Given request
Look below. Copy each line that has "Dollar" in it.

[Dataset rows about figures]
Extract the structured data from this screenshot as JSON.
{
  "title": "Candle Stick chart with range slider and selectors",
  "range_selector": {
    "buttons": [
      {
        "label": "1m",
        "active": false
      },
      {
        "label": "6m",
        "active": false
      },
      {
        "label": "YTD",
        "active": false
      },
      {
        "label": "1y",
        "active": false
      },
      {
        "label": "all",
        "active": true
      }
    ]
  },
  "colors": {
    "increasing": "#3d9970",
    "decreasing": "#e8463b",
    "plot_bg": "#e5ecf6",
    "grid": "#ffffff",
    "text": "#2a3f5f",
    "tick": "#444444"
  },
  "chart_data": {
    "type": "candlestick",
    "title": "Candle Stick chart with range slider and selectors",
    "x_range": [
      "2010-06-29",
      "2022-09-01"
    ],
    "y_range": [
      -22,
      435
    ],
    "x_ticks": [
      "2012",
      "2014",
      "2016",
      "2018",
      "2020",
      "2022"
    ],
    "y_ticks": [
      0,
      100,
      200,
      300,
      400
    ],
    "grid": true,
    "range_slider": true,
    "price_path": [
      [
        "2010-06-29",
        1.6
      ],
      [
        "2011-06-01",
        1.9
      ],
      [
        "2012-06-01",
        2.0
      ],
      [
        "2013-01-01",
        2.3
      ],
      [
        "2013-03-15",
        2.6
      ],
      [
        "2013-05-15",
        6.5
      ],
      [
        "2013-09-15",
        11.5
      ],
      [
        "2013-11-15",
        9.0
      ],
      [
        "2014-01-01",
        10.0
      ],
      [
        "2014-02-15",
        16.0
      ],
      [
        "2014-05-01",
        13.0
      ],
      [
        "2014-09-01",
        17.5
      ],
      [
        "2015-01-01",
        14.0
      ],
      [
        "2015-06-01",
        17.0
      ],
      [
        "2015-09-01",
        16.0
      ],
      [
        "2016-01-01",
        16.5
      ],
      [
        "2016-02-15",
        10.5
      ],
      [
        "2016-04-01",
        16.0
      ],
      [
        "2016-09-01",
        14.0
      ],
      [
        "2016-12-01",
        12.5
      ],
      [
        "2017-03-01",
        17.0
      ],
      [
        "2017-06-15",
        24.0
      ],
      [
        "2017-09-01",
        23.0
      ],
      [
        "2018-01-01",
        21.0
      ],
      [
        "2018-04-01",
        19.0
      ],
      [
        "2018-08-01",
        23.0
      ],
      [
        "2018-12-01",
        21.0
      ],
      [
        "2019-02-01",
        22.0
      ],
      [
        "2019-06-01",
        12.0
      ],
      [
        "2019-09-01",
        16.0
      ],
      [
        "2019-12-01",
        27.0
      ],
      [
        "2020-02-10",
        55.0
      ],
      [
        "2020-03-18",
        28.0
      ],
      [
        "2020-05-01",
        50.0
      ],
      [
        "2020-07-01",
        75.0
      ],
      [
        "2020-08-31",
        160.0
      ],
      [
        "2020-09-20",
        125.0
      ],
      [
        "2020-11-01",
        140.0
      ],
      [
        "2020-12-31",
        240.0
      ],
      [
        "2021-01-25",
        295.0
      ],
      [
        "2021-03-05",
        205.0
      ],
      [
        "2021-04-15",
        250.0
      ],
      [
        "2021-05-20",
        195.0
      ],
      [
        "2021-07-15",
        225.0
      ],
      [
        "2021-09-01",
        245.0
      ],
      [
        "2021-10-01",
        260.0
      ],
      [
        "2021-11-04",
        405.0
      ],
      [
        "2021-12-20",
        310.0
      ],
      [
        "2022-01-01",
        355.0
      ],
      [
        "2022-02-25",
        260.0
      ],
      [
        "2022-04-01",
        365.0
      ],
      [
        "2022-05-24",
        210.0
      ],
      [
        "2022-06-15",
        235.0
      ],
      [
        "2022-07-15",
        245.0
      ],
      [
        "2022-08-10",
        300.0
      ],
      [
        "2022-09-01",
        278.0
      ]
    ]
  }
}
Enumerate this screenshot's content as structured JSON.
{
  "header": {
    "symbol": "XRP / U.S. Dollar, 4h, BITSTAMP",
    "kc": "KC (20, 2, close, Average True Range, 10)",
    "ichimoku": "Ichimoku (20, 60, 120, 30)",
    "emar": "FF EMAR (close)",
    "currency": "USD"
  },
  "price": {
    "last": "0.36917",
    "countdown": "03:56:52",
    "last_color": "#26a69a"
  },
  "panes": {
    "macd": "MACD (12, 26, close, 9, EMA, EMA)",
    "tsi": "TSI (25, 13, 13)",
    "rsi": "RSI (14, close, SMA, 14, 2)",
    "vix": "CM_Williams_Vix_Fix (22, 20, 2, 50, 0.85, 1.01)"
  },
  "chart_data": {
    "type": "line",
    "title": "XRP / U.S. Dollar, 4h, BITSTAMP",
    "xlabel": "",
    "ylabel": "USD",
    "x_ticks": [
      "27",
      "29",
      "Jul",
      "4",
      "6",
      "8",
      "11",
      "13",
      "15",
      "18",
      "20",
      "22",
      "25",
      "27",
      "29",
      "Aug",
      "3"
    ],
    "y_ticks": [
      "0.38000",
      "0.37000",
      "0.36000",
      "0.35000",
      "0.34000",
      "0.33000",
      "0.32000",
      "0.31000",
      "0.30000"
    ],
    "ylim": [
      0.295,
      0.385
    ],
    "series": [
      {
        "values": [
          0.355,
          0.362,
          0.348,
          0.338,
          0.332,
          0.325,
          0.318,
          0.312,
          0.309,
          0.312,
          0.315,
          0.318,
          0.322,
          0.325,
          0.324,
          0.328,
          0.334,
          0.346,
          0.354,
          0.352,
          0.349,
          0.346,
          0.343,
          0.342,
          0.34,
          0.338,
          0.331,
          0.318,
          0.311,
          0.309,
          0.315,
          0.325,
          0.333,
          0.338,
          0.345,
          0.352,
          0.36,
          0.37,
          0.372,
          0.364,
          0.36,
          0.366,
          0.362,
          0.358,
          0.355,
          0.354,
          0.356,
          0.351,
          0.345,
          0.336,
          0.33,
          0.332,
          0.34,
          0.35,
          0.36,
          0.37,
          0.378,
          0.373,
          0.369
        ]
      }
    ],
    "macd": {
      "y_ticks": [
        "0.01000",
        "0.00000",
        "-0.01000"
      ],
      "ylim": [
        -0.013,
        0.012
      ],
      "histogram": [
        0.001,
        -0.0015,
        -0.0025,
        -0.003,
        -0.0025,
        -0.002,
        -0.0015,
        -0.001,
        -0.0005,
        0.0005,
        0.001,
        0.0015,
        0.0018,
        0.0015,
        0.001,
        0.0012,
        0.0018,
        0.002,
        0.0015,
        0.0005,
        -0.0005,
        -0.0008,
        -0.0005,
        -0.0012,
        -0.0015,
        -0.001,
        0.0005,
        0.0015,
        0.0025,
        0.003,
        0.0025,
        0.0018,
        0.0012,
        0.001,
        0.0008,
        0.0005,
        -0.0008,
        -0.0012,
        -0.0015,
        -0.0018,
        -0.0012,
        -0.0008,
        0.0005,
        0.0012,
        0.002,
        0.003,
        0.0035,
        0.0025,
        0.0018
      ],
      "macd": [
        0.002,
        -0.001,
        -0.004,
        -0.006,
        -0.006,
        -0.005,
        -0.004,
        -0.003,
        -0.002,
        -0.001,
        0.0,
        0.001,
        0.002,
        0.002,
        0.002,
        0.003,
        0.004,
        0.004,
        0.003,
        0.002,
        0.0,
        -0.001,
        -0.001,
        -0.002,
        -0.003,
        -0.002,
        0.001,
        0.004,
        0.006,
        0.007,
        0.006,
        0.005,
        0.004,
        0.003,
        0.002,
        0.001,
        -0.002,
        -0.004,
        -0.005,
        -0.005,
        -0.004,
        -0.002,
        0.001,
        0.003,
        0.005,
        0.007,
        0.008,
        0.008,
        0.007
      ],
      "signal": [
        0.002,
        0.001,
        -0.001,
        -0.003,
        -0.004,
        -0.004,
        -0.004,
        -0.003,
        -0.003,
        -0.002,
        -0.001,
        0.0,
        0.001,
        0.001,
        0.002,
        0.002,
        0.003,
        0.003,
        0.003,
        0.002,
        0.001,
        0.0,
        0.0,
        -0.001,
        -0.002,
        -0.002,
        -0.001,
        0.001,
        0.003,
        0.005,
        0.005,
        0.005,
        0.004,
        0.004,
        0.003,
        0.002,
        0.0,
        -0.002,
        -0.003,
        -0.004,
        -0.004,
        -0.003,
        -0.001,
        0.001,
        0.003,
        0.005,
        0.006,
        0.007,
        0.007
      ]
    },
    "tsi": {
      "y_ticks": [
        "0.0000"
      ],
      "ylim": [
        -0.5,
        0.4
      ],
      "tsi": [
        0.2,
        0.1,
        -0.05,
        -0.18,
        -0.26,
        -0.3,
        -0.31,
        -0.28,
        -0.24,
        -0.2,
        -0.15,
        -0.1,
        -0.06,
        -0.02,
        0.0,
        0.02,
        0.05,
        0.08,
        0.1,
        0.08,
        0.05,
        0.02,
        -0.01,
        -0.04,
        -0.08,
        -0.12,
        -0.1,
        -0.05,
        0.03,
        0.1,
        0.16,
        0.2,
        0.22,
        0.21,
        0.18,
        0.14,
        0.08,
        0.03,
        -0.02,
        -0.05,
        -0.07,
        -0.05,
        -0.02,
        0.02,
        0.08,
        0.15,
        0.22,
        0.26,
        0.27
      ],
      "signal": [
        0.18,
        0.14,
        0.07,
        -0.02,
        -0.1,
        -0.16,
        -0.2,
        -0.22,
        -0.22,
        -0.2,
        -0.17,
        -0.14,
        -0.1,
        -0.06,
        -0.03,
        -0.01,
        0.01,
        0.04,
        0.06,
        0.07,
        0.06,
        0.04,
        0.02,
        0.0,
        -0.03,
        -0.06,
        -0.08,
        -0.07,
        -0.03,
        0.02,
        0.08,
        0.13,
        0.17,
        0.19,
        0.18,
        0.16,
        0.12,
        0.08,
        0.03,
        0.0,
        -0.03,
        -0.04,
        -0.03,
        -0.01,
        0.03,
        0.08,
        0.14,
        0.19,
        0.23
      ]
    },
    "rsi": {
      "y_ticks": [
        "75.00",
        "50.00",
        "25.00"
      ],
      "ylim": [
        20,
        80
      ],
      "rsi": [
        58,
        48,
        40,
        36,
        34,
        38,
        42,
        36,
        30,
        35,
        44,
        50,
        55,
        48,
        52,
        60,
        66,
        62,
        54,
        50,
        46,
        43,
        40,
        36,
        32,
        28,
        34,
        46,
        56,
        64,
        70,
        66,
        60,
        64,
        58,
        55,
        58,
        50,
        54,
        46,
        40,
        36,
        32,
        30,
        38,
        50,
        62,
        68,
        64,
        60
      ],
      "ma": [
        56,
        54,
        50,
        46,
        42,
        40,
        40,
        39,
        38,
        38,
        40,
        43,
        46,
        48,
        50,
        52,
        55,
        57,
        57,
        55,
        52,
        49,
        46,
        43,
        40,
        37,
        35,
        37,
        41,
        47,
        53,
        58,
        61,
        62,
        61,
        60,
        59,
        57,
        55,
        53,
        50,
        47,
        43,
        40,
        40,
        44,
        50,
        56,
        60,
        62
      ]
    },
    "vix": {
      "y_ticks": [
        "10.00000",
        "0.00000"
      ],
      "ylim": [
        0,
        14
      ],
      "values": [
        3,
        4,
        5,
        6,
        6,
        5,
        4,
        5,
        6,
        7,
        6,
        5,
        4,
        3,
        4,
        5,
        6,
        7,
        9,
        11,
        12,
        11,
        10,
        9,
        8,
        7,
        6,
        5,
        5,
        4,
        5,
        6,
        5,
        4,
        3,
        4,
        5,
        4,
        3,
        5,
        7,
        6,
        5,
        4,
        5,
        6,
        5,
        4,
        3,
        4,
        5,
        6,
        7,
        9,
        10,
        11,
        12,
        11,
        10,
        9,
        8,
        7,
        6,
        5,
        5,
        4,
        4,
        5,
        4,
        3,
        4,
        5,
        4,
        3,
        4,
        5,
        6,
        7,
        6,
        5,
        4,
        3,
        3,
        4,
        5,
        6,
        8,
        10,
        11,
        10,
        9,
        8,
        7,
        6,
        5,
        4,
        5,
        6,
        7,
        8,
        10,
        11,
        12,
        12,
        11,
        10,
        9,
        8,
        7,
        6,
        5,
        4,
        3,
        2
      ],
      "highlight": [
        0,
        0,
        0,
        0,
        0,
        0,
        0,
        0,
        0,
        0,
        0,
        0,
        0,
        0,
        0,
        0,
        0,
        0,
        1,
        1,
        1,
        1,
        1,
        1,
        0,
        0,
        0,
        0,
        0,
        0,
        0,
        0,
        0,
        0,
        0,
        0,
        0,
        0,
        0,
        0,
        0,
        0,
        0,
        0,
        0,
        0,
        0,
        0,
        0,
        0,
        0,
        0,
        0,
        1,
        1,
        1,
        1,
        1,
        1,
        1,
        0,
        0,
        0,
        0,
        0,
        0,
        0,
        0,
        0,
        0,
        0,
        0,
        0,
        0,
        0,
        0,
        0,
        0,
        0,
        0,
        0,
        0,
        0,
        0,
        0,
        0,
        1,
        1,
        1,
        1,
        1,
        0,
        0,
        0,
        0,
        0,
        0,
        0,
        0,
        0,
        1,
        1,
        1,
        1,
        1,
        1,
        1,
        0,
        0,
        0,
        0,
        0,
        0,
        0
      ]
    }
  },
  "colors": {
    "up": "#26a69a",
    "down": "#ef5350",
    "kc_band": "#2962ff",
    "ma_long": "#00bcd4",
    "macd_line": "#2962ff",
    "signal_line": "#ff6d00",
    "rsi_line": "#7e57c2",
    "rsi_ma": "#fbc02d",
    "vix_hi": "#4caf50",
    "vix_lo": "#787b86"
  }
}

Complete output
    "symbol": "XRP / U.S. Dollar, 4h, BITSTAMP",
    "title": "XRP / U.S. Dollar, 4h, BITSTAMP",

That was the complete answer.